• [Task requirements]: Rewrite every line of the records below, changing each "x-tick-label" to "x-axis-label" and keeping everything else the same. Leave out the pictures.

• [Given records]:
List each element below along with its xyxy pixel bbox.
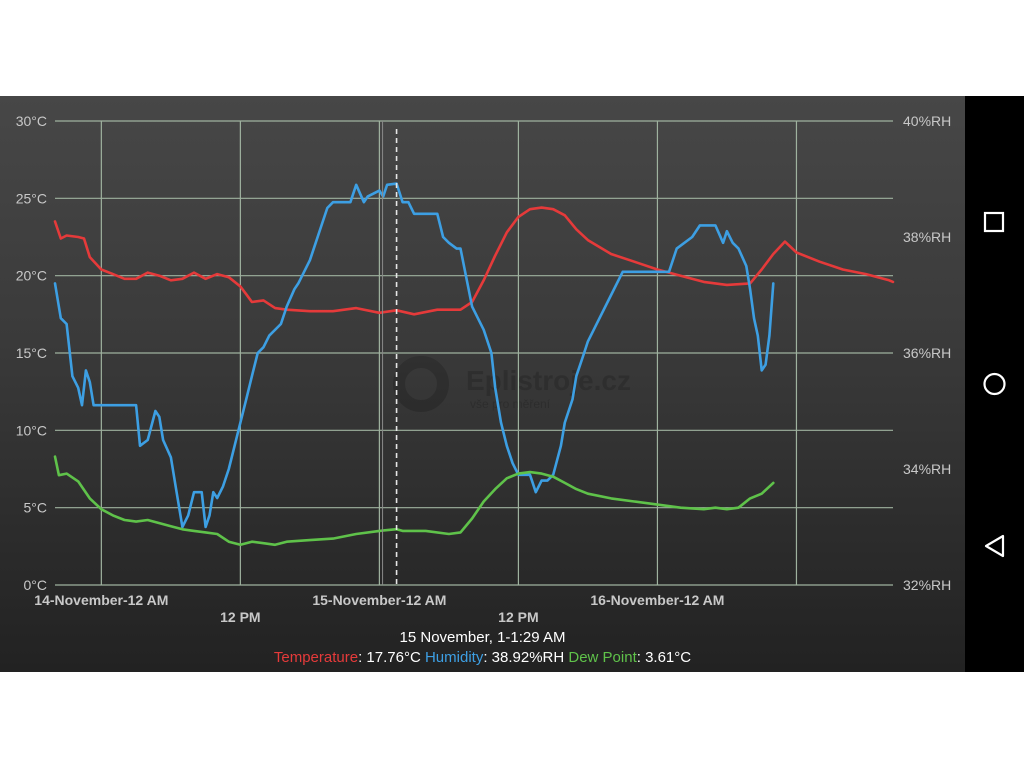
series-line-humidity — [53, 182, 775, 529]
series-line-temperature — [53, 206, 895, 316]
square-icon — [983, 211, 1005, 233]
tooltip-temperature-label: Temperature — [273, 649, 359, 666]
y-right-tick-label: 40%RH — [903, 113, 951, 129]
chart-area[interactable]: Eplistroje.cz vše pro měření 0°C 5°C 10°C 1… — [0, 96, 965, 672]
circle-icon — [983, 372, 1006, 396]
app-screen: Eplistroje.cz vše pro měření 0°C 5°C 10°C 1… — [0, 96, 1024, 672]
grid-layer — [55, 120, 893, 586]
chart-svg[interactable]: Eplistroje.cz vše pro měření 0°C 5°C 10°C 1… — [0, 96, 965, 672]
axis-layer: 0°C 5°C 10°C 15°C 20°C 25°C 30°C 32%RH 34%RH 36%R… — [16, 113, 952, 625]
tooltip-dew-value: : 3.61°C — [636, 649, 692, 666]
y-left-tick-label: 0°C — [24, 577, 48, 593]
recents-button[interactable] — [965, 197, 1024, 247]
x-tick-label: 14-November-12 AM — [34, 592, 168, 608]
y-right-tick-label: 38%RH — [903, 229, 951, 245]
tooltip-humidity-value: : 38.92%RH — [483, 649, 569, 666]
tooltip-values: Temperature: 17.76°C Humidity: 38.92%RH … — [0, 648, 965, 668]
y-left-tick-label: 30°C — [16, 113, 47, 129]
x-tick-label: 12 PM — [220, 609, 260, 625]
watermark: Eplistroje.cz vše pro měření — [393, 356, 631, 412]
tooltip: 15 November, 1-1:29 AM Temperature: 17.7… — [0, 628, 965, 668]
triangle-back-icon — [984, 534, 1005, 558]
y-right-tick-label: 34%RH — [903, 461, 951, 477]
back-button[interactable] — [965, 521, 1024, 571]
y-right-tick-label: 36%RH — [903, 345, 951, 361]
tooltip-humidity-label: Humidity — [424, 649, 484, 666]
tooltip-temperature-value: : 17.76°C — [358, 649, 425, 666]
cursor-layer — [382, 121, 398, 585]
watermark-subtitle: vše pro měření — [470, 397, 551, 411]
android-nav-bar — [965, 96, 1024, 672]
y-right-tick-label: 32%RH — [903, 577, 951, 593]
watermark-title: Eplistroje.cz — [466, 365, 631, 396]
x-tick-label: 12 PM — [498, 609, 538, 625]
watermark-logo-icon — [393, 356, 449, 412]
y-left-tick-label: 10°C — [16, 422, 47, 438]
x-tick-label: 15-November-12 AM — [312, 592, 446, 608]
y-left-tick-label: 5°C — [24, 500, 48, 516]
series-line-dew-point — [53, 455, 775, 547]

• [Final result]:
List each element below along with its xyxy pixel bbox.
series-line-humidity — [53, 182, 775, 529]
series-line-temperature — [53, 206, 895, 316]
square-icon — [983, 211, 1005, 233]
tooltip-temperature-label: Temperature — [273, 649, 359, 666]
y-right-tick-label: 40%RH — [903, 113, 951, 129]
chart-area[interactable]: Eplistroje.cz vše pro měření 0°C 5°C 10°C 1… — [0, 96, 965, 672]
circle-icon — [983, 372, 1006, 396]
app-screen: Eplistroje.cz vše pro měření 0°C 5°C 10°C 1… — [0, 96, 1024, 672]
grid-layer — [55, 120, 893, 586]
chart-svg[interactable]: Eplistroje.cz vše pro měření 0°C 5°C 10°C 1… — [0, 96, 965, 672]
axis-layer: 0°C 5°C 10°C 15°C 20°C 25°C 30°C 32%RH 34%RH 36%R… — [16, 113, 952, 625]
tooltip-dew-value: : 3.61°C — [636, 649, 692, 666]
y-left-tick-label: 0°C — [24, 577, 48, 593]
recents-button[interactable] — [965, 197, 1024, 247]
x-axis-label: 14-November-12 AM — [34, 592, 168, 608]
y-right-tick-label: 38%RH — [903, 229, 951, 245]
tooltip-humidity-value: : 38.92%RH — [483, 649, 569, 666]
tooltip-values: Temperature: 17.76°C Humidity: 38.92%RH … — [0, 648, 965, 668]
y-left-tick-label: 30°C — [16, 113, 47, 129]
x-axis-label: 12 PM — [220, 609, 260, 625]
watermark: Eplistroje.cz vše pro měření — [393, 356, 631, 412]
tooltip: 15 November, 1-1:29 AM Temperature: 17.7… — [0, 628, 965, 668]
triangle-back-icon — [984, 534, 1005, 558]
y-right-tick-label: 34%RH — [903, 461, 951, 477]
back-button[interactable] — [965, 521, 1024, 571]
y-right-tick-label: 36%RH — [903, 345, 951, 361]
tooltip-humidity-label: Humidity — [424, 649, 484, 666]
tooltip-temperature-value: : 17.76°C — [358, 649, 425, 666]
cursor-layer — [382, 121, 398, 585]
watermark-subtitle: vše pro měření — [470, 397, 551, 411]
android-nav-bar — [965, 96, 1024, 672]
y-right-tick-label: 32%RH — [903, 577, 951, 593]
watermark-title: Eplistroje.cz — [466, 365, 631, 396]
x-axis-label: 12 PM — [498, 609, 538, 625]
watermark-logo-icon — [393, 356, 449, 412]
y-left-tick-label: 10°C — [16, 422, 47, 438]
x-axis-label: 15-November-12 AM — [312, 592, 446, 608]
y-left-tick-label: 5°C — [24, 500, 48, 516]
series-line-dew-point — [53, 455, 775, 547]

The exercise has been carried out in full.